TASK STATEMENT
Look for the string "India" in every line, and copy each line that has it.

:::::

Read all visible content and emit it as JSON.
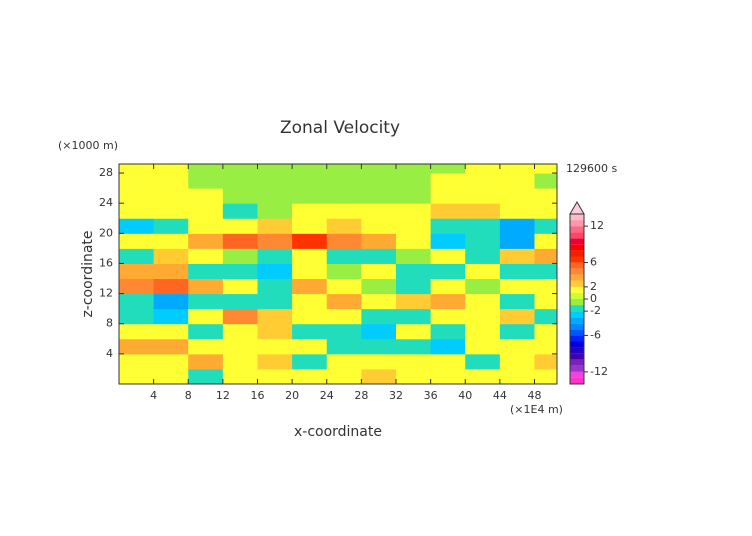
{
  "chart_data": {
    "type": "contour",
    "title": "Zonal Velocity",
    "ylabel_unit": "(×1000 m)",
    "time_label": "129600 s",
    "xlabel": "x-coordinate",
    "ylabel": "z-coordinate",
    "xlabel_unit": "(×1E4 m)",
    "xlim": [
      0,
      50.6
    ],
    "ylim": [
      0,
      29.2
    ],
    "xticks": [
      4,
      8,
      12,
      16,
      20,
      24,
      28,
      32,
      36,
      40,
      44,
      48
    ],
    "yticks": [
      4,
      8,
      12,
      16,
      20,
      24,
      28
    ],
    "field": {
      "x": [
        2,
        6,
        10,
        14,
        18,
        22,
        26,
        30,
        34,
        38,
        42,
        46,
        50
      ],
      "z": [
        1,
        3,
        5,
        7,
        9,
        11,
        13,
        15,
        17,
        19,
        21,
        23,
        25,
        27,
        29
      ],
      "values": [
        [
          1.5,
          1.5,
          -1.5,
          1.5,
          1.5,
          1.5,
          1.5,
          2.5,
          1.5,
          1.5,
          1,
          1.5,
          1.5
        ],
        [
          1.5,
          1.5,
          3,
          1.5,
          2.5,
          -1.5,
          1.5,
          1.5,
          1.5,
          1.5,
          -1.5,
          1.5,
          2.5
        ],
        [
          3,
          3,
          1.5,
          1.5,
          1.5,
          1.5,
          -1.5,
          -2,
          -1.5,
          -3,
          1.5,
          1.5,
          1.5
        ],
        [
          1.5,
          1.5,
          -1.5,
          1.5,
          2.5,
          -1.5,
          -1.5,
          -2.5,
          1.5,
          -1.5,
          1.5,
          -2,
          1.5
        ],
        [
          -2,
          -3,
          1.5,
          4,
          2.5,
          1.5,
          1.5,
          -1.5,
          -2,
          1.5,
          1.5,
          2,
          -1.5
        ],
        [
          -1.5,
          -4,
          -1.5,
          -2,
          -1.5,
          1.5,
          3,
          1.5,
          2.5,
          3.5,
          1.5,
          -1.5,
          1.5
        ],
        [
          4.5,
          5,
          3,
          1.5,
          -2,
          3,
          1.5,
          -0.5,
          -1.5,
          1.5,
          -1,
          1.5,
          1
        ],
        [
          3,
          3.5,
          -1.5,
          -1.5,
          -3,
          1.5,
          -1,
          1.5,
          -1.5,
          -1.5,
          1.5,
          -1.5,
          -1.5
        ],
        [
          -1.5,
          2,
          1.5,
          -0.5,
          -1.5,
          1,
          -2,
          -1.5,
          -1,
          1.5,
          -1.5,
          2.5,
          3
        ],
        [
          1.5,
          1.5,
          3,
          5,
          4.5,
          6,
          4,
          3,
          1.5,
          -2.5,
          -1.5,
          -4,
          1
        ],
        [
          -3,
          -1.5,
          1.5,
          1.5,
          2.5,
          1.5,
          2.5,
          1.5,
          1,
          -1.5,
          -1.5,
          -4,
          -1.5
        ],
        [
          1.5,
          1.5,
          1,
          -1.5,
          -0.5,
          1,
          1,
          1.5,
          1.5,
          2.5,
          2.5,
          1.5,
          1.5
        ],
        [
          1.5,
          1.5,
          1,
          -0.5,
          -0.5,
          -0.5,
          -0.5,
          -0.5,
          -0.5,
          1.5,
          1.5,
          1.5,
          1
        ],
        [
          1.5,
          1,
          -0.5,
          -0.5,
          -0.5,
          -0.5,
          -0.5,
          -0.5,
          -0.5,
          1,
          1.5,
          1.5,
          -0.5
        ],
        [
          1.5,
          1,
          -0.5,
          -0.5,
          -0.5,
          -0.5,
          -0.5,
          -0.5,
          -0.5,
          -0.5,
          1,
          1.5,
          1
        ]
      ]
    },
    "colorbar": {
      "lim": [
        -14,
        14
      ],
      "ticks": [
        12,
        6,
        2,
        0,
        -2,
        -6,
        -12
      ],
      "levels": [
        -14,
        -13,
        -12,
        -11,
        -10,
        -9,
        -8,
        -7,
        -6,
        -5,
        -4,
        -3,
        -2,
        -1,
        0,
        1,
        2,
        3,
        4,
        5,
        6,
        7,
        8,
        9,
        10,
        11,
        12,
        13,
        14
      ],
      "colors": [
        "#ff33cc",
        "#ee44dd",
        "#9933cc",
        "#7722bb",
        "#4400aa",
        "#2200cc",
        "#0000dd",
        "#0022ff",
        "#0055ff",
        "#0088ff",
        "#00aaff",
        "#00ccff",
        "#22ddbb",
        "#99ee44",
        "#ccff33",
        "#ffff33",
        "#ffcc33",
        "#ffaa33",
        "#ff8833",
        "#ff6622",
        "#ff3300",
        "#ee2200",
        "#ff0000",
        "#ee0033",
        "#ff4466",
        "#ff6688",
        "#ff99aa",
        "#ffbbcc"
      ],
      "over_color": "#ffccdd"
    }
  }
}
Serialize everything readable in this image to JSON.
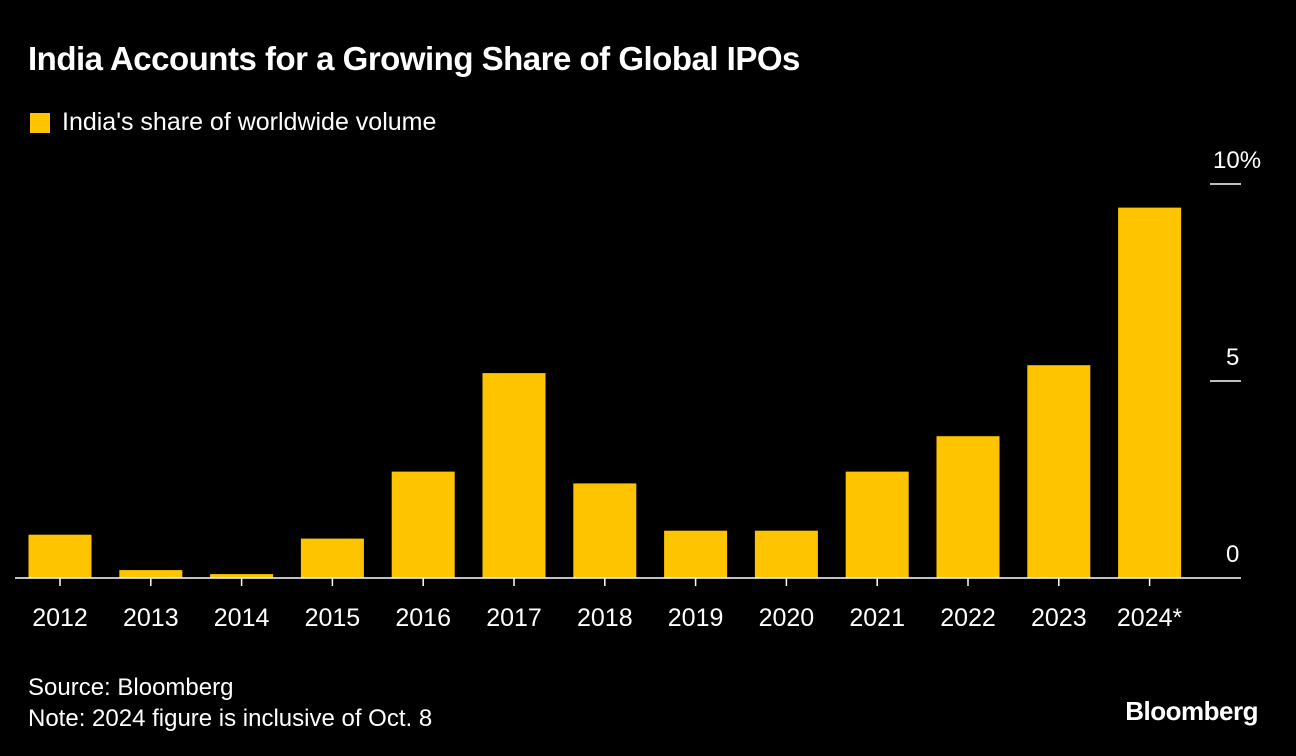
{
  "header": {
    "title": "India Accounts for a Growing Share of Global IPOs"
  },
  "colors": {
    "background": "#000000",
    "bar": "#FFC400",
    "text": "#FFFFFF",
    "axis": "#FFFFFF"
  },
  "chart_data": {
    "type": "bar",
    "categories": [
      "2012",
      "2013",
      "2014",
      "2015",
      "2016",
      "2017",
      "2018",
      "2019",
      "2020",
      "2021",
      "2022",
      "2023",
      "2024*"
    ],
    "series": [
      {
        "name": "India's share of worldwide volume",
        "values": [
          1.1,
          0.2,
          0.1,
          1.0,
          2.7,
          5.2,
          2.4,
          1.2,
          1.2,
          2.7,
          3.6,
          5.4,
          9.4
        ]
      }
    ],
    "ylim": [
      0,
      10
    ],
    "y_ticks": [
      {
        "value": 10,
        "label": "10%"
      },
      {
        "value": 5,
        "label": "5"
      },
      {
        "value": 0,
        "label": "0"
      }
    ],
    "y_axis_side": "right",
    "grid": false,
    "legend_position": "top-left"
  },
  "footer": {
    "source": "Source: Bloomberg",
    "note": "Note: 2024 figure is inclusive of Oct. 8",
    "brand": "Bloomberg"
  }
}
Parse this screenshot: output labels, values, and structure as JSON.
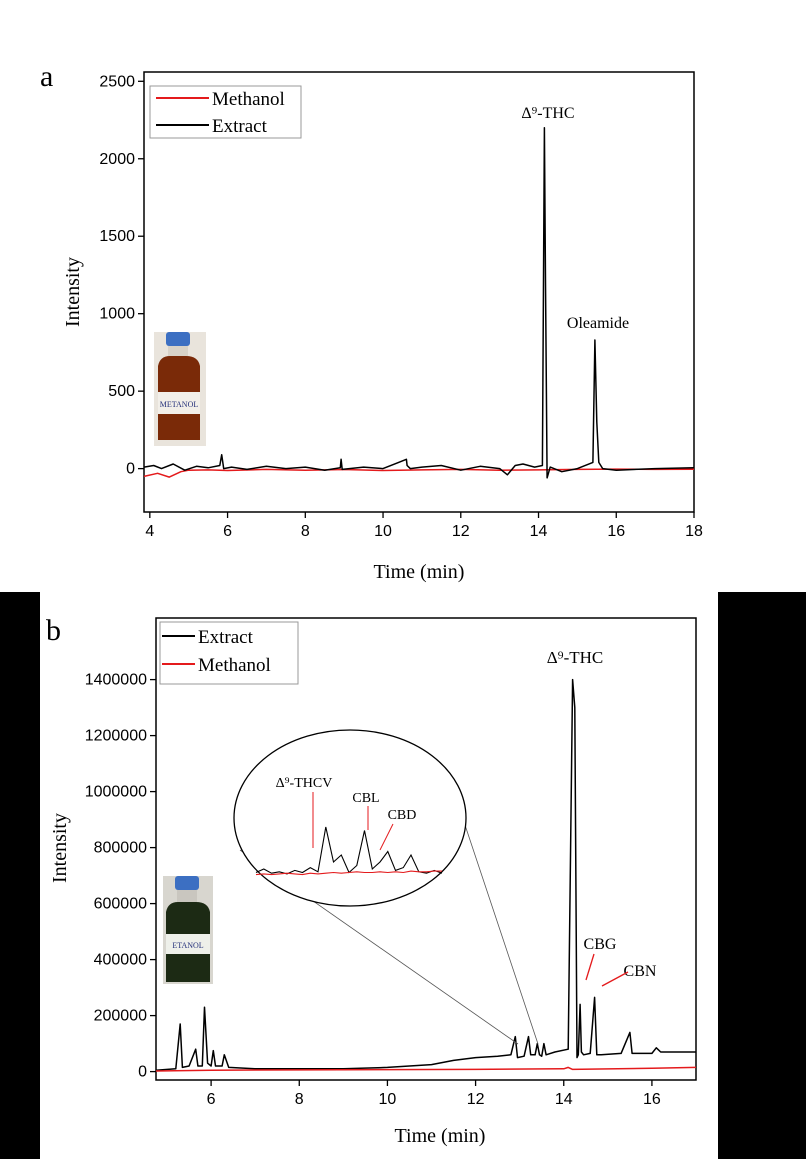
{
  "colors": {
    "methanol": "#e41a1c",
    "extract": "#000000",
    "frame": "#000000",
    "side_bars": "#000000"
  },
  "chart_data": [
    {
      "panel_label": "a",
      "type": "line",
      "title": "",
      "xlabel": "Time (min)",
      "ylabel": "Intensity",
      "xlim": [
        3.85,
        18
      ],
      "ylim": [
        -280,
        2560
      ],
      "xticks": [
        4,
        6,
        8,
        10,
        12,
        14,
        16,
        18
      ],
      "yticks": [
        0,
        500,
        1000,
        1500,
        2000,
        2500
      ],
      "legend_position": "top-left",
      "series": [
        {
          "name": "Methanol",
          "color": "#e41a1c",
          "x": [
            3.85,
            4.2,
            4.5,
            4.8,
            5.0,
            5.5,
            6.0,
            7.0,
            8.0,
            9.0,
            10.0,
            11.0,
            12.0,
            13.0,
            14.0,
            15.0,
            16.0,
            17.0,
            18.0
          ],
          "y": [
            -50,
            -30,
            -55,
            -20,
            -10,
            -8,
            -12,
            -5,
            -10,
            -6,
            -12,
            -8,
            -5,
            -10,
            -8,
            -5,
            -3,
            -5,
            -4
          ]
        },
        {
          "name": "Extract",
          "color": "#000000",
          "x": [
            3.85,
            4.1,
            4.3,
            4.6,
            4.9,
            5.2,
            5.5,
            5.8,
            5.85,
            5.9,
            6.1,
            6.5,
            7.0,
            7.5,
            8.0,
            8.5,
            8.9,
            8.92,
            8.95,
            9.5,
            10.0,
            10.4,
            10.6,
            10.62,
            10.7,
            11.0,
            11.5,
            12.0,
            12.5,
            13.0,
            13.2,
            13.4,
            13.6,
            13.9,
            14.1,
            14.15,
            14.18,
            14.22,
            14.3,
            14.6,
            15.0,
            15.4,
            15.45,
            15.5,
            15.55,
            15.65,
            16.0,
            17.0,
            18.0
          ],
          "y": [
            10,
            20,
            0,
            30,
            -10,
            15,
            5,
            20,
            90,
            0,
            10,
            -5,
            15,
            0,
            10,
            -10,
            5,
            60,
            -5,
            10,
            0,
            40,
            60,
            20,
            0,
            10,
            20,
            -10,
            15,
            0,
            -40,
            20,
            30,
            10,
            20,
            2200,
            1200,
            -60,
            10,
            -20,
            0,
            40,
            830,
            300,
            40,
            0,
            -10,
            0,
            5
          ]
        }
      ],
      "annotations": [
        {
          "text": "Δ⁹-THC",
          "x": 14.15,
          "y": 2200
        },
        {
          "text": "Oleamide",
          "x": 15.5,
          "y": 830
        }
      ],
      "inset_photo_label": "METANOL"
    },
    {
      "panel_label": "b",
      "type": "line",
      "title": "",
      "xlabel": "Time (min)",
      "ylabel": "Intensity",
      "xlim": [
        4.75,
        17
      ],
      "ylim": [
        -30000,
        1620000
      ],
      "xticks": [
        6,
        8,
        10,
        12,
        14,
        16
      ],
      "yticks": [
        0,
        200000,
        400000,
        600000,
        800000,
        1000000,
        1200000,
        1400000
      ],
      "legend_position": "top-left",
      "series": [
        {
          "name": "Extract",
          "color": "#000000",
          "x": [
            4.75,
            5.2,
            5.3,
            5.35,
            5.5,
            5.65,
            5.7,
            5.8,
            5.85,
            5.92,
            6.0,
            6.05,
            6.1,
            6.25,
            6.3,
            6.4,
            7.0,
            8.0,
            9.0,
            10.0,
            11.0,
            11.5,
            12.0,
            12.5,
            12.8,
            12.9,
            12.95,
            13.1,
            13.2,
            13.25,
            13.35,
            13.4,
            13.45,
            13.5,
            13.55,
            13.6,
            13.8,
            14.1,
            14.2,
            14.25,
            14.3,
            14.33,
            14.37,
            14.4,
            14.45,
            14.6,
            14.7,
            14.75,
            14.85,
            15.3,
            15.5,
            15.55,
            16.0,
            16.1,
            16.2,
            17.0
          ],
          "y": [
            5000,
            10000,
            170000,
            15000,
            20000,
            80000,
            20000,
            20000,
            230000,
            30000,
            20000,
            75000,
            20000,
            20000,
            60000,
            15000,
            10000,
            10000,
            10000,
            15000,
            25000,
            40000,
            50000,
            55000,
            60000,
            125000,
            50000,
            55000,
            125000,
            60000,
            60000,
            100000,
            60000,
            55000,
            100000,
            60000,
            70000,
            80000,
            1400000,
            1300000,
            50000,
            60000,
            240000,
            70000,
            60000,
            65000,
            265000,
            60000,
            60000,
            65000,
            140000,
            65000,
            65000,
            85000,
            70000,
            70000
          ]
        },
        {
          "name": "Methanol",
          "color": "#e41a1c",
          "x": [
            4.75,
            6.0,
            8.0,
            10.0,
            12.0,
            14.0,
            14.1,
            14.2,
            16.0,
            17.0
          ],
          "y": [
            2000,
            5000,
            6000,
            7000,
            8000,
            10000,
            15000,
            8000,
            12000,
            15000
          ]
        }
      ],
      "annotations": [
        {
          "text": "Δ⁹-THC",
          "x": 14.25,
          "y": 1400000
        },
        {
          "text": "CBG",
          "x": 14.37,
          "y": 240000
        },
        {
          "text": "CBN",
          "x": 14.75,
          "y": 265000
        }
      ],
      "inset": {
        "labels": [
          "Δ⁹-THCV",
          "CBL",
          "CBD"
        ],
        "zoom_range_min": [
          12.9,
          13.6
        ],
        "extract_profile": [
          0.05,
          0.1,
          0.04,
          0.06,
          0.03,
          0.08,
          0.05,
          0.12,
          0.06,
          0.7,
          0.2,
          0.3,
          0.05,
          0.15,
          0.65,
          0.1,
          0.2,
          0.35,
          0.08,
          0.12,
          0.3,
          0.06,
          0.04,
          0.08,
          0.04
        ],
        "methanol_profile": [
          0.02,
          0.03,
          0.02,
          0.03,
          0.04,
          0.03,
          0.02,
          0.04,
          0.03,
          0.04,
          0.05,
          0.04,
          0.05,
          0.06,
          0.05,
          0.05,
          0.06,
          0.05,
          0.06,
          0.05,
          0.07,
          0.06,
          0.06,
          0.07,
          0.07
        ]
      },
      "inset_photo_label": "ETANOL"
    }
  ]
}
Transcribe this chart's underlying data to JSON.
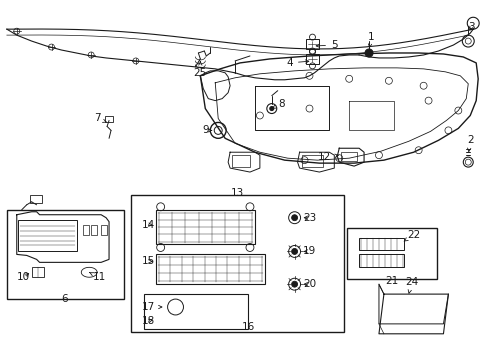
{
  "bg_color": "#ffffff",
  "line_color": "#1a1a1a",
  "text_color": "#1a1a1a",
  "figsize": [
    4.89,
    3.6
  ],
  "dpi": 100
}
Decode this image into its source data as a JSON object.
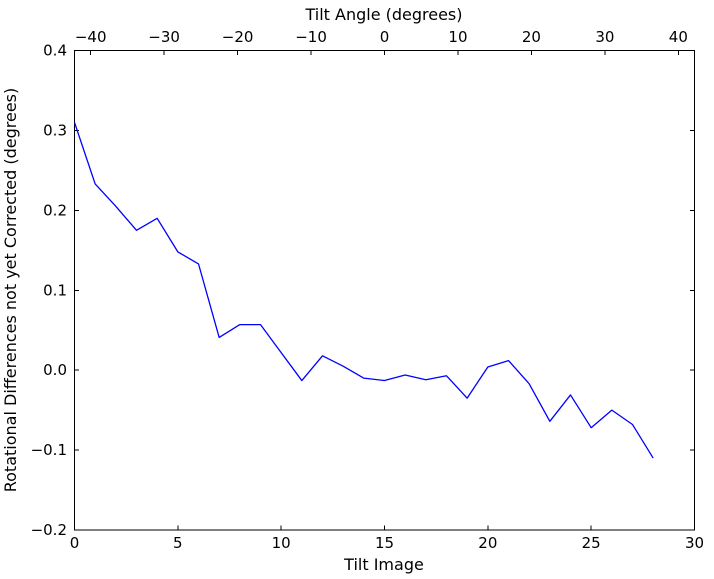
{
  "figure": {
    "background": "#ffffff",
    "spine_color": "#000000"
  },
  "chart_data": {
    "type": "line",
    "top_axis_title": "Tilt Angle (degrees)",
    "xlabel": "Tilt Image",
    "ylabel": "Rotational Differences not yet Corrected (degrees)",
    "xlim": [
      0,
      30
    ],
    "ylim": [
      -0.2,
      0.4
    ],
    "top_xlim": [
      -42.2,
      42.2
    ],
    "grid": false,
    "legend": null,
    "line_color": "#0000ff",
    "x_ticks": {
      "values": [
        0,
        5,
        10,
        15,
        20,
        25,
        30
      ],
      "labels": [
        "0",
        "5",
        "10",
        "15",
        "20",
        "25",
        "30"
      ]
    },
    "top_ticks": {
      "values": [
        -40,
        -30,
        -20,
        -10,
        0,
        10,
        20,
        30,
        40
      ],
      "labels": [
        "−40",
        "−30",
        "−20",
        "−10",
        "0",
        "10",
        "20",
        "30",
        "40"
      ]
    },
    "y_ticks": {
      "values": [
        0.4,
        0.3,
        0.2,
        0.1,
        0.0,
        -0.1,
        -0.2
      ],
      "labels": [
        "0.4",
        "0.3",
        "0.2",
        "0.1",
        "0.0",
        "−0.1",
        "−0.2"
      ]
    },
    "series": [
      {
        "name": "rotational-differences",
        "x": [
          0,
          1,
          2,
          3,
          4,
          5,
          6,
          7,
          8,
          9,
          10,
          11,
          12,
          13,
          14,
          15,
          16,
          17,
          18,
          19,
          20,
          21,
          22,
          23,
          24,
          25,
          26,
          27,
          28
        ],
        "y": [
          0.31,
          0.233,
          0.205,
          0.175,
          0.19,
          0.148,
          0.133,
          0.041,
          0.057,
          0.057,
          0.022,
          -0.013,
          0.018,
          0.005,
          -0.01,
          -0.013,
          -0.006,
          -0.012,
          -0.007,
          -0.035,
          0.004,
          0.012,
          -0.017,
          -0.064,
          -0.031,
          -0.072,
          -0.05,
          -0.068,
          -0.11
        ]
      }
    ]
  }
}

:::::

FINISHED EXERCISE
    "title": "India Accounts for a Growing Share of Global IPOs"
        "name": "India's share of worldwide volume",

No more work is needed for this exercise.